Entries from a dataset
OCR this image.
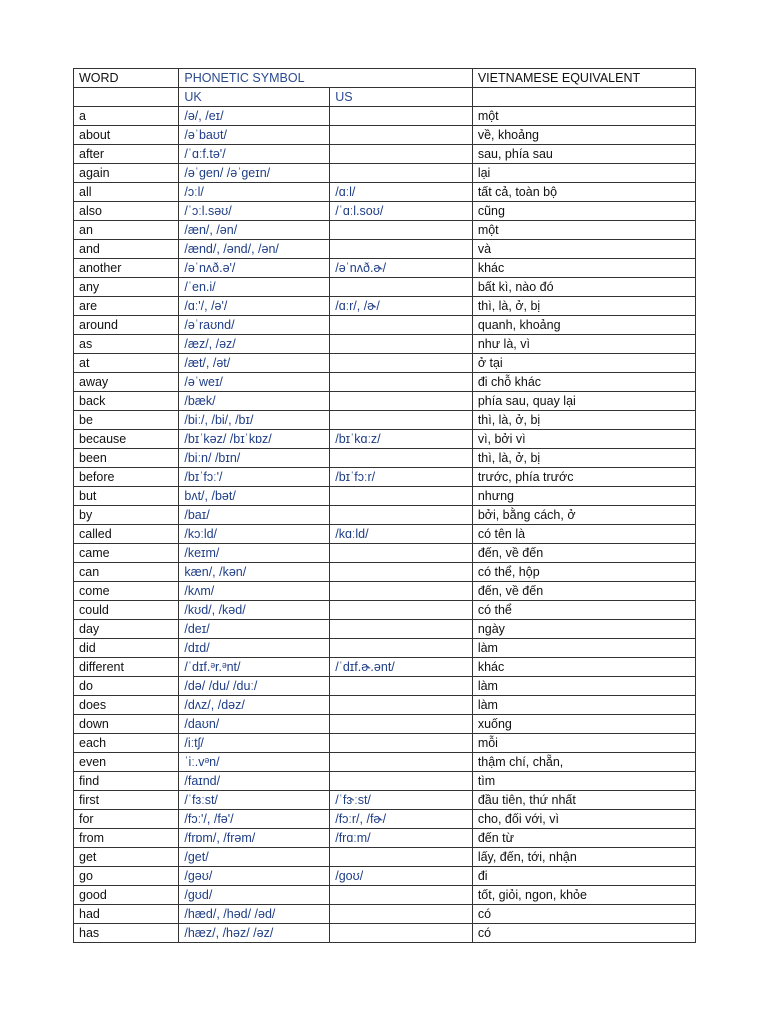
WORD	PHONETIC SYMBOL		VIETNAMESE EQUIVALENT
	UK	US	
a	/ə/, /eɪ/		một
about	/əˈbaʊt/		về, khoảng
after	/ˈɑːf.tə'/		sau, phía sau
again	/əˈgen/ /əˈgeɪn/		lại
all	/ɔːl/	/ɑːl/	tất cả, toàn bộ
also	/ˈɔːl.səʊ/	/ˈɑːl.soʊ/	cũng
an	/æn/, /ən/		một
and	/ænd/, /ənd/, /ən/		và
another	/əˈnʌð.ə'/	/əˈnʌð.ɚ/	khác
any	/ˈen.i/		bất kì, nào đó
are	/ɑː'/, /ə'/	/ɑːr/, /ɚ/	thì, là, ở, bị
around	/əˈraʊnd/		quanh, khoảng
as	/æz/, /əz/		như là, vì
at	/æt/, /ət/		ở tại
away	/əˈweɪ/		đi chỗ khác
back	/bæk/		phía sau, quay lại
be	/biː/, /bi/, /bɪ/		thì, là, ở, bị
because	/bɪˈkəz/ /bɪˈkɒz/	/bɪˈkɑːz/	vì, bởi vì
been	/biːn/ /bɪn/		thì, là, ở, bị
before	/bɪˈfɔː'/	/bɪˈfɔːr/	trước, phía trước
but	bʌt/, /bət/		nhưng
by	/baɪ/		bởi, bằng cách, ở
called	/kɔːld/	/kɑːld/	có tên là
came	/keɪm/		đến, về đến
can	kæn/, /kən/		có thể, hộp
come	/kʌm/		đến, về đến
could	/kʊd/, /kəd/		có thể
day	/deɪ/		ngày
did	/dɪd/		làm
different	/ˈdɪf.ᵊr.ᵊnt/	/ˈdɪf.ɚ.ənt/	khác
do	/də/ /du/ /duː/		làm
does	/dʌz/, /dəz/		làm
down	/daʊn/		xuống
each	/iːtʃ/		mỗi
even	ˈiː.vᵊn/		thậm chí, chẵn,
find	/faɪnd/		tìm
first	/ˈfɜːst/	/ˈfɝːst/	đầu tiên, thứ nhất
for	/fɔː'/, /fə'/	/fɔːr/, /fɚ/	cho, đối với, vì
from	/frɒm/, /frəm/	/frɑːm/	đến từ
get	/get/		lấy, đến, tới, nhận
go	/gəʊ/	/goʊ/	đi
good	/gʊd/		tốt, giỏi, ngon, khỏe
had	/hæd/, /həd/ /əd/		có
has	/hæz/, /həz/ /əz/		có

WHAT YOU HAVE TO DO:
Could you reproduce every record above exactly, leaving out the pictures?

ANSWER IN FULL:
OCR this image.
WORD	PHONETIC SYMBOL		VIETNAMESE EQUIVALENT
	UK	US	
a	/ə/, /eɪ/		một
about	/əˈbaʊt/		về, khoảng
after	/ˈɑːf.tə'/		sau, phía sau
again	/əˈgen/ /əˈgeɪn/		lại
all	/ɔːl/	/ɑːl/	tất cả, toàn bộ
also	/ˈɔːl.səʊ/	/ˈɑːl.soʊ/	cũng
an	/æn/, /ən/		một
and	/ænd/, /ənd/, /ən/		và
another	/əˈnʌð.ə'/	/əˈnʌð.ɚ/	khác
any	/ˈen.i/		bất kì, nào đó
are	/ɑː'/, /ə'/	/ɑːr/, /ɚ/	thì, là, ở, bị
around	/əˈraʊnd/		quanh, khoảng
as	/æz/, /əz/		như là, vì
at	/æt/, /ət/		ở tại
away	/əˈweɪ/		đi chỗ khác
back	/bæk/		phía sau, quay lại
be	/biː/, /bi/, /bɪ/		thì, là, ở, bị
because	/bɪˈkəz/ /bɪˈkɒz/	/bɪˈkɑːz/	vì, bởi vì
been	/biːn/ /bɪn/		thì, là, ở, bị
before	/bɪˈfɔː'/	/bɪˈfɔːr/	trước, phía trước
but	bʌt/, /bət/		nhưng
by	/baɪ/		bởi, bằng cách, ở
called	/kɔːld/	/kɑːld/	có tên là
came	/keɪm/		đến, về đến
can	kæn/, /kən/		có thể, hộp
come	/kʌm/		đến, về đến
could	/kʊd/, /kəd/		có thể
day	/deɪ/		ngày
did	/dɪd/		làm
different	/ˈdɪf.ᵊr.ᵊnt/	/ˈdɪf.ɚ.ənt/	khác
do	/də/ /du/ /duː/		làm
does	/dʌz/, /dəz/		làm
down	/daʊn/		xuống
each	/iːtʃ/		mỗi
even	ˈiː.vᵊn/		thậm chí, chẵn,
find	/faɪnd/		tìm
first	/ˈfɜːst/	/ˈfɝːst/	đầu tiên, thứ nhất
for	/fɔː'/, /fə'/	/fɔːr/, /fɚ/	cho, đối với, vì
from	/frɒm/, /frəm/	/frɑːm/	đến từ
get	/get/		lấy, đến, tới, nhận
go	/gəʊ/	/goʊ/	đi
good	/gʊd/		tốt, giỏi, ngon, khỏe
had	/hæd/, /həd/ /əd/		có
has	/hæz/, /həz/ /əz/		có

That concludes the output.